(Votre objectif) Recopiez mot pour mot le passage sur la sécurité routière, depuis « La Cerema et » jusqu'à « ressenti des usagers[54]. » inclus.

(Passage cité)
★ ★ ★ ★ ★ ★ ★
Certains déplorent le caractère essentiellement répressif des méthodes utilisées pour améliorer la sécurité routière[44],[45],[46]. La compréhension des règles de conduite au-delà de la formation à la réglementation et l'apprentissage de nouveaux comportements ne leur semblent pas suffisamment intégrés dans cette politique. D'autres dénoncent « des sanctions très sévères pour des infractions minimes, une explosion des recettes pour l'État, un impact sur la sécurité routière systématiquement surestimé »[47]. Quant aux conducteurs, ils sont majoritairement favorables à la répression sur la vitesse ou sur l'alcool, tout en restant individuellement peu respectueux des règles, espérant passer à travers les mailles du filet et réclamant de la souplesse. Mais ils sentent progressivement ce filet se resserrer sur eux, et la crainte de la sanction les incite à se conformer à la norme[48]. Concrètement, cette politique participe à une nouvelle réduction du nombre de tués sur la route. On passe en effet de 7 600 tués en 2002, chiffre qui semblait devenir un palier minimum, à 5 300 dès 2005[49]. Un palier semble pourtant se dessiner[50], entre 4 000 et 3 500 tués par an environ, l'évolution restant faible entre 2010[51] et 2011[52],[53], plus marquée en 2012 avec 3 645 tués. Le nombre de tués sur la route atteint un plus bas historique avec 3 259 tués en 2018.
En 2018, la principale mesure de sécurité routière proposée et soutenue par le gouvernement a été le déploiement d'une réduction de la vitesse à 80 km/h en France sur les routes hors agglomération, hors autoroute, sans séparation centrale.
La Cerema et l'ONISR assurent l'évaluation de cette mesure en termes de vitesses pratiquées, d'accidents, de temps de trajet, et de ressenti des usagers[54].
De son côté, en , 40 millions d'automobilistes crée un « comité indépendant d'évaluation des 80 km/h », qui se donne « pour mission de mesurer l'efficacité et la pertinence de la baisse de la limitation de vitesse de 90 à 80 km/h sur les routes du réseau secondaire en termes d'amélioration de la mortalité et de l'accidentalité routières »[55],[56].
★ ★ ★ ★ ★ ★ ★
(Extrait de données)
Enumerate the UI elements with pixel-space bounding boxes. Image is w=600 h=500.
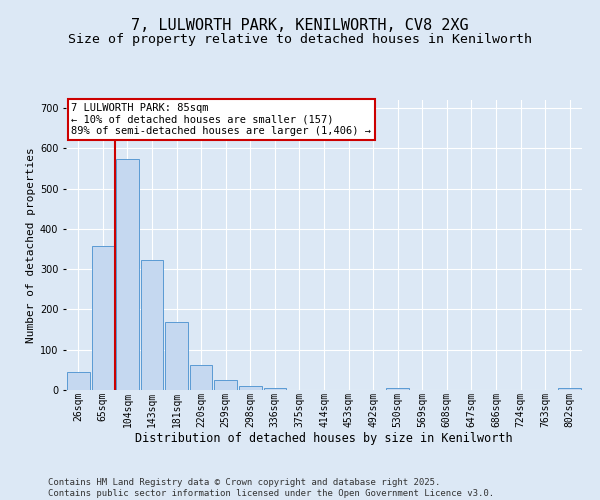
★ ★ ★ ★ ★ ★ ★
(Tâche accomplie)
La Cerema et l'ONISR assurent l'évaluation de cette mesure en termes de vitesses pratiquées, d'accidents, de temps de trajet, et de ressenti des usagers[54].